>> START

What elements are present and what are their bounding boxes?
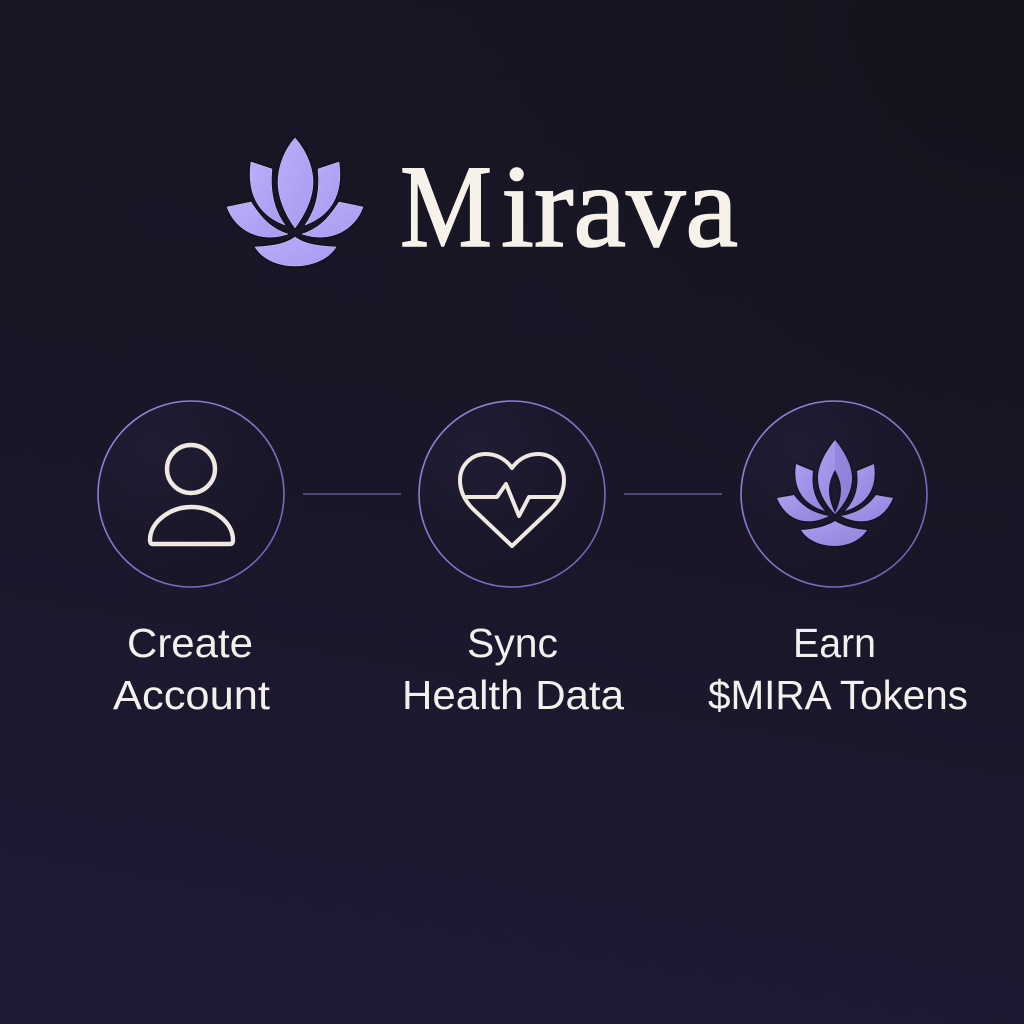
darker right half of centre petal [835,440,852,514]
step 2 circle [419,401,605,587]
title: irava [501,141,738,272]
icon: person [150,445,233,544]
label: create account: Create [127,620,253,666]
icon: lotus token [777,440,893,546]
step 3 circle [741,401,927,587]
label: sync health data: Sync [467,620,558,666]
label: create account: Account [113,672,271,718]
connector 1 [303,493,401,495]
step 1 circle [98,401,284,587]
label: sync health data [402,620,624,718]
step 2: sync health data [402,401,624,718]
label: earn $MIRA tokens: $MIRA Tokens [708,672,968,718]
logo: lotus icon [227,138,363,266]
connector 2 [624,493,722,495]
label: earn $MIRA tokens: Earn [793,620,876,666]
label: create account [113,620,271,718]
step 1: create account [98,401,284,718]
label: earn $MIRA tokens [708,620,968,718]
icon: heart with pulse [460,454,564,546]
step 3: earn tokens [708,401,968,718]
label: sync health data: Health Data [402,672,624,718]
title: M [400,141,492,272]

>> END

Copy the entries above line for line, leaving out the picture.

(EXERCISE SOLUTION):
What elements are present and what are their bounding boxes?
darker right half of centre petal [835,440,852,514]
step 2 circle [419,401,605,587]
title: irava [501,141,738,272]
icon: person [150,445,233,544]
label: create account: Create [127,620,253,666]
icon: lotus token [777,440,893,546]
step 3 circle [741,401,927,587]
label: sync health data: Sync [467,620,558,666]
label: create account: Account [113,672,271,718]
connector 1 [303,493,401,495]
step 1 circle [98,401,284,587]
label: sync health data [402,620,624,718]
step 2: sync health data [402,401,624,718]
label: earn $MIRA tokens: $MIRA Tokens [708,672,968,718]
logo: lotus icon [227,138,363,266]
connector 2 [624,493,722,495]
label: earn $MIRA tokens: Earn [793,620,876,666]
label: create account [113,620,271,718]
step 1: create account [98,401,284,718]
label: earn $MIRA tokens [708,620,968,718]
icon: heart with pulse [460,454,564,546]
step 3: earn tokens [708,401,968,718]
label: sync health data: Health Data [402,672,624,718]
title: M [400,141,492,272]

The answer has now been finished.